── DATA SHOWN ──

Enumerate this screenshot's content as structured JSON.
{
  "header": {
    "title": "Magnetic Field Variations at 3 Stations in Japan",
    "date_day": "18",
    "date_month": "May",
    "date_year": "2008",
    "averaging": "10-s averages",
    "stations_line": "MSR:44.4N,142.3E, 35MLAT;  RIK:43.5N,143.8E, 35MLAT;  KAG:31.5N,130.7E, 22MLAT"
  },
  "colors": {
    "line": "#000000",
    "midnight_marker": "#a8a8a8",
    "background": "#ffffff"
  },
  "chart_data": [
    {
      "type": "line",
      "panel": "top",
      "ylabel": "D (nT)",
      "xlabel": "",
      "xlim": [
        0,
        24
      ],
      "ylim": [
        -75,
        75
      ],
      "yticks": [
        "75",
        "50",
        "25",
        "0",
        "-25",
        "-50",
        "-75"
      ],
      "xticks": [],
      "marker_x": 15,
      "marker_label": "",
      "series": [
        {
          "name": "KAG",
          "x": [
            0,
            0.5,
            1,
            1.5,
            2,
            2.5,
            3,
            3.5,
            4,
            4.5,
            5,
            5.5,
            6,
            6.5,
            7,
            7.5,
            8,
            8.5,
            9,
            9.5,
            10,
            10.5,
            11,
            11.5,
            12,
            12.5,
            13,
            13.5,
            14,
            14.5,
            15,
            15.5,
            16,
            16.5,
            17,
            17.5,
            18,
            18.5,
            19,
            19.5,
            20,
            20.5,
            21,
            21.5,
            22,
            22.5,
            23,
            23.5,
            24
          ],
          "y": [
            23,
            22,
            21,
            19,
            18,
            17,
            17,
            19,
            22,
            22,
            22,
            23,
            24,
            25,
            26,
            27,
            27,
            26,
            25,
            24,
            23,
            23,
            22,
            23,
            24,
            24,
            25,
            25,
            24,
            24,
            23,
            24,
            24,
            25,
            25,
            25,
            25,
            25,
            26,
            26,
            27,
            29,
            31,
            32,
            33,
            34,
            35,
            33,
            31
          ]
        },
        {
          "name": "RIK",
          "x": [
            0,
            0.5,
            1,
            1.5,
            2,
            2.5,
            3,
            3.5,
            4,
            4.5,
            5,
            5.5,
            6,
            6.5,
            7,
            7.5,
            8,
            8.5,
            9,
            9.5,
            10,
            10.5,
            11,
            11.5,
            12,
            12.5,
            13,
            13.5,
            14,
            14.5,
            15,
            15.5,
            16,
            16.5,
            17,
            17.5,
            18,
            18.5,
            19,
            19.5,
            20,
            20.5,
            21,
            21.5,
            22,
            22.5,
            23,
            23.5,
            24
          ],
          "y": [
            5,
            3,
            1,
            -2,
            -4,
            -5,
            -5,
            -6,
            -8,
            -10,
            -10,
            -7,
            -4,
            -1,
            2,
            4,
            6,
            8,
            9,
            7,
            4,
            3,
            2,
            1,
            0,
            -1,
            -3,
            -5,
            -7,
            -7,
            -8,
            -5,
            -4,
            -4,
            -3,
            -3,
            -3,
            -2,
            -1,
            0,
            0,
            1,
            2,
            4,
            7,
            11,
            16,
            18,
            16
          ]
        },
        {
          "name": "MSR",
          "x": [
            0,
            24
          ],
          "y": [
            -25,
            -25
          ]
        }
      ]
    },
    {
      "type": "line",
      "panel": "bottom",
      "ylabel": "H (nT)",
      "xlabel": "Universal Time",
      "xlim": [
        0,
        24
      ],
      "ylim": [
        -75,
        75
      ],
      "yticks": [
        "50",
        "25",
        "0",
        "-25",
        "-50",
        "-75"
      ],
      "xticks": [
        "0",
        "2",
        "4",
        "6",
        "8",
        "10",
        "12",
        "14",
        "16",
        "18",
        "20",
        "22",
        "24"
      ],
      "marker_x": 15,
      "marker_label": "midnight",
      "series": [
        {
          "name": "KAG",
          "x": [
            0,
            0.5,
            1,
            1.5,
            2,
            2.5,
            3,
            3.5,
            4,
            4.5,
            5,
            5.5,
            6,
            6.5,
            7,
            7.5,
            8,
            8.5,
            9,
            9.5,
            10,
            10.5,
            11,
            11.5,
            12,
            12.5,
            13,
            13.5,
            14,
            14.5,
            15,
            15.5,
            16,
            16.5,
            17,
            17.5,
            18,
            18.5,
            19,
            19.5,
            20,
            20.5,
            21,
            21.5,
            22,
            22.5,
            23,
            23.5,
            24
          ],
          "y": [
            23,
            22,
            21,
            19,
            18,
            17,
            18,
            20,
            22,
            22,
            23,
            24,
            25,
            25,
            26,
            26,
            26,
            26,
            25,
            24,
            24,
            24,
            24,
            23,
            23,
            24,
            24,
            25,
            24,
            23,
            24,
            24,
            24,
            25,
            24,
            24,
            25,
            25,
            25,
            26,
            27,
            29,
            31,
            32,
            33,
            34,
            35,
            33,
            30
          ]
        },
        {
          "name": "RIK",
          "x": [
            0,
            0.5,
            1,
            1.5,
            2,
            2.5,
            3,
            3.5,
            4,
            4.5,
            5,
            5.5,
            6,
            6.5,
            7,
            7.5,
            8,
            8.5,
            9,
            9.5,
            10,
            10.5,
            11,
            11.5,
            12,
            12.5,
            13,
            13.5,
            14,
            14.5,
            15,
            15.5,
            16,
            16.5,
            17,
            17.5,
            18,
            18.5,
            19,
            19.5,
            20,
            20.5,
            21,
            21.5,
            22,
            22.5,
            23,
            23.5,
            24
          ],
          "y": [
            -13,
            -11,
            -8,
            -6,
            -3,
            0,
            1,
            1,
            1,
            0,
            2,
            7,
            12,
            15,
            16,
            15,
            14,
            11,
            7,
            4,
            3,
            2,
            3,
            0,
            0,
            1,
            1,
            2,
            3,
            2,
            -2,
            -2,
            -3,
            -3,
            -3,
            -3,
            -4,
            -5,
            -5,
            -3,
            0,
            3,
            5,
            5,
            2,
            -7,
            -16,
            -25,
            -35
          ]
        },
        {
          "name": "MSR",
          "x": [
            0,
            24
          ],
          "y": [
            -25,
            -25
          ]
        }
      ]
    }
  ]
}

───

*STATED EXERCISE*. Quote all of the entries verbatim.

*EXERCISE RESULT*.
Enumerate this screenshot's content as structured JSON.
{
  "header": {
    "title": "Magnetic Field Variations at 3 Stations in Japan",
    "date_day": "18",
    "date_month": "May",
    "date_year": "2008",
    "averaging": "10-s averages",
    "stations_line": "MSR:44.4N,142.3E, 35MLAT;  RIK:43.5N,143.8E, 35MLAT;  KAG:31.5N,130.7E, 22MLAT"
  },
  "colors": {
    "line": "#000000",
    "midnight_marker": "#a8a8a8",
    "background": "#ffffff"
  },
  "chart_data": [
    {
      "type": "line",
      "panel": "top",
      "ylabel": "D (nT)",
      "xlabel": "",
      "xlim": [
        0,
        24
      ],
      "ylim": [
        -75,
        75
      ],
      "yticks": [
        "75",
        "50",
        "25",
        "0",
        "-25",
        "-50",
        "-75"
      ],
      "xticks": [],
      "marker_x": 15,
      "marker_label": "",
      "series": [
        {
          "name": "KAG",
          "x": [
            0,
            0.5,
            1,
            1.5,
            2,
            2.5,
            3,
            3.5,
            4,
            4.5,
            5,
            5.5,
            6,
            6.5,
            7,
            7.5,
            8,
            8.5,
            9,
            9.5,
            10,
            10.5,
            11,
            11.5,
            12,
            12.5,
            13,
            13.5,
            14,
            14.5,
            15,
            15.5,
            16,
            16.5,
            17,
            17.5,
            18,
            18.5,
            19,
            19.5,
            20,
            20.5,
            21,
            21.5,
            22,
            22.5,
            23,
            23.5,
            24
          ],
          "y": [
            23,
            22,
            21,
            19,
            18,
            17,
            17,
            19,
            22,
            22,
            22,
            23,
            24,
            25,
            26,
            27,
            27,
            26,
            25,
            24,
            23,
            23,
            22,
            23,
            24,
            24,
            25,
            25,
            24,
            24,
            23,
            24,
            24,
            25,
            25,
            25,
            25,
            25,
            26,
            26,
            27,
            29,
            31,
            32,
            33,
            34,
            35,
            33,
            31
          ]
        },
        {
          "name": "RIK",
          "x": [
            0,
            0.5,
            1,
            1.5,
            2,
            2.5,
            3,
            3.5,
            4,
            4.5,
            5,
            5.5,
            6,
            6.5,
            7,
            7.5,
            8,
            8.5,
            9,
            9.5,
            10,
            10.5,
            11,
            11.5,
            12,
            12.5,
            13,
            13.5,
            14,
            14.5,
            15,
            15.5,
            16,
            16.5,
            17,
            17.5,
            18,
            18.5,
            19,
            19.5,
            20,
            20.5,
            21,
            21.5,
            22,
            22.5,
            23,
            23.5,
            24
          ],
          "y": [
            5,
            3,
            1,
            -2,
            -4,
            -5,
            -5,
            -6,
            -8,
            -10,
            -10,
            -7,
            -4,
            -1,
            2,
            4,
            6,
            8,
            9,
            7,
            4,
            3,
            2,
            1,
            0,
            -1,
            -3,
            -5,
            -7,
            -7,
            -8,
            -5,
            -4,
            -4,
            -3,
            -3,
            -3,
            -2,
            -1,
            0,
            0,
            1,
            2,
            4,
            7,
            11,
            16,
            18,
            16
          ]
        },
        {
          "name": "MSR",
          "x": [
            0,
            24
          ],
          "y": [
            -25,
            -25
          ]
        }
      ]
    },
    {
      "type": "line",
      "panel": "bottom",
      "ylabel": "H (nT)",
      "xlabel": "Universal Time",
      "xlim": [
        0,
        24
      ],
      "ylim": [
        -75,
        75
      ],
      "yticks": [
        "50",
        "25",
        "0",
        "-25",
        "-50",
        "-75"
      ],
      "xticks": [
        "0",
        "2",
        "4",
        "6",
        "8",
        "10",
        "12",
        "14",
        "16",
        "18",
        "20",
        "22",
        "24"
      ],
      "marker_x": 15,
      "marker_label": "midnight",
      "series": [
        {
          "name": "KAG",
          "x": [
            0,
            0.5,
            1,
            1.5,
            2,
            2.5,
            3,
            3.5,
            4,
            4.5,
            5,
            5.5,
            6,
            6.5,
            7,
            7.5,
            8,
            8.5,
            9,
            9.5,
            10,
            10.5,
            11,
            11.5,
            12,
            12.5,
            13,
            13.5,
            14,
            14.5,
            15,
            15.5,
            16,
            16.5,
            17,
            17.5,
            18,
            18.5,
            19,
            19.5,
            20,
            20.5,
            21,
            21.5,
            22,
            22.5,
            23,
            23.5,
            24
          ],
          "y": [
            23,
            22,
            21,
            19,
            18,
            17,
            18,
            20,
            22,
            22,
            23,
            24,
            25,
            25,
            26,
            26,
            26,
            26,
            25,
            24,
            24,
            24,
            24,
            23,
            23,
            24,
            24,
            25,
            24,
            23,
            24,
            24,
            24,
            25,
            24,
            24,
            25,
            25,
            25,
            26,
            27,
            29,
            31,
            32,
            33,
            34,
            35,
            33,
            30
          ]
        },
        {
          "name": "RIK",
          "x": [
            0,
            0.5,
            1,
            1.5,
            2,
            2.5,
            3,
            3.5,
            4,
            4.5,
            5,
            5.5,
            6,
            6.5,
            7,
            7.5,
            8,
            8.5,
            9,
            9.5,
            10,
            10.5,
            11,
            11.5,
            12,
            12.5,
            13,
            13.5,
            14,
            14.5,
            15,
            15.5,
            16,
            16.5,
            17,
            17.5,
            18,
            18.5,
            19,
            19.5,
            20,
            20.5,
            21,
            21.5,
            22,
            22.5,
            23,
            23.5,
            24
          ],
          "y": [
            -13,
            -11,
            -8,
            -6,
            -3,
            0,
            1,
            1,
            1,
            0,
            2,
            7,
            12,
            15,
            16,
            15,
            14,
            11,
            7,
            4,
            3,
            2,
            3,
            0,
            0,
            1,
            1,
            2,
            3,
            2,
            -2,
            -2,
            -3,
            -3,
            -3,
            -3,
            -4,
            -5,
            -5,
            -3,
            0,
            3,
            5,
            5,
            2,
            -7,
            -16,
            -25,
            -35
          ]
        },
        {
          "name": "MSR",
          "x": [
            0,
            24
          ],
          "y": [
            -25,
            -25
          ]
        }
      ]
    }
  ]
}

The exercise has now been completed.